• Exercise objective
Retype the data below without altering anything.
::: Records shown
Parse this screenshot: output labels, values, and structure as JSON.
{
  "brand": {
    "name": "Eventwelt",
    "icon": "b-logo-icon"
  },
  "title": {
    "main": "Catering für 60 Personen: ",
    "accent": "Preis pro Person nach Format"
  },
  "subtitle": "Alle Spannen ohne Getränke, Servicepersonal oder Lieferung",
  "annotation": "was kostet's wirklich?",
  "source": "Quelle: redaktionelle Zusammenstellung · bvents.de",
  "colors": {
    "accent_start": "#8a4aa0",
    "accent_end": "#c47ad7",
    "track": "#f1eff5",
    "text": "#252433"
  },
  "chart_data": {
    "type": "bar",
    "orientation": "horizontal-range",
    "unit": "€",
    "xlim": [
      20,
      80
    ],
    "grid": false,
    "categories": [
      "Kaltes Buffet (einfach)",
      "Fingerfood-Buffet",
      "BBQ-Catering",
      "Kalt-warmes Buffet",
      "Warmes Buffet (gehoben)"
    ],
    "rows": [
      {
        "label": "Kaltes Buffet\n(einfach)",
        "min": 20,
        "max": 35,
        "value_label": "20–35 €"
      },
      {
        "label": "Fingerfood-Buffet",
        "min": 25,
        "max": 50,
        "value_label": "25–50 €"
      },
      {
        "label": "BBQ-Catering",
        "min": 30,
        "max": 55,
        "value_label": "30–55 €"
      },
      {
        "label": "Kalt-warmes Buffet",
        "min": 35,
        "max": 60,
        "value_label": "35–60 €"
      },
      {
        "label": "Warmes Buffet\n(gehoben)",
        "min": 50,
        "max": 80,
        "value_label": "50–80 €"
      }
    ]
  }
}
::::::
• Result of the task
Parse this screenshot: output labels, values, and structure as JSON.
{
  "brand": {
    "name": "Eventwelt",
    "icon": "b-logo-icon"
  },
  "title": {
    "main": "Catering für 60 Personen: ",
    "accent": "Preis pro Person nach Format"
  },
  "subtitle": "Alle Spannen ohne Getränke, Servicepersonal oder Lieferung",
  "annotation": "was kostet's wirklich?",
  "source": "Quelle: redaktionelle Zusammenstellung · bvents.de",
  "colors": {
    "accent_start": "#8a4aa0",
    "accent_end": "#c47ad7",
    "track": "#f1eff5",
    "text": "#252433"
  },
  "chart_data": {
    "type": "bar",
    "orientation": "horizontal-range",
    "unit": "€",
    "xlim": [
      20,
      80
    ],
    "grid": false,
    "categories": [
      "Kaltes Buffet (einfach)",
      "Fingerfood-Buffet",
      "BBQ-Catering",
      "Kalt-warmes Buffet",
      "Warmes Buffet (gehoben)"
    ],
    "rows": [
      {
        "label": "Kaltes Buffet\n(einfach)",
        "min": 20,
        "max": 35,
        "value_label": "20–35 €"
      },
      {
        "label": "Fingerfood-Buffet",
        "min": 25,
        "max": 50,
        "value_label": "25–50 €"
      },
      {
        "label": "BBQ-Catering",
        "min": 30,
        "max": 55,
        "value_label": "30–55 €"
      },
      {
        "label": "Kalt-warmes Buffet",
        "min": 35,
        "max": 60,
        "value_label": "35–60 €"
      },
      {
        "label": "Warmes Buffet\n(gehoben)",
        "min": 50,
        "max": 80,
        "value_label": "50–80 €"
      }
    ]
  }
}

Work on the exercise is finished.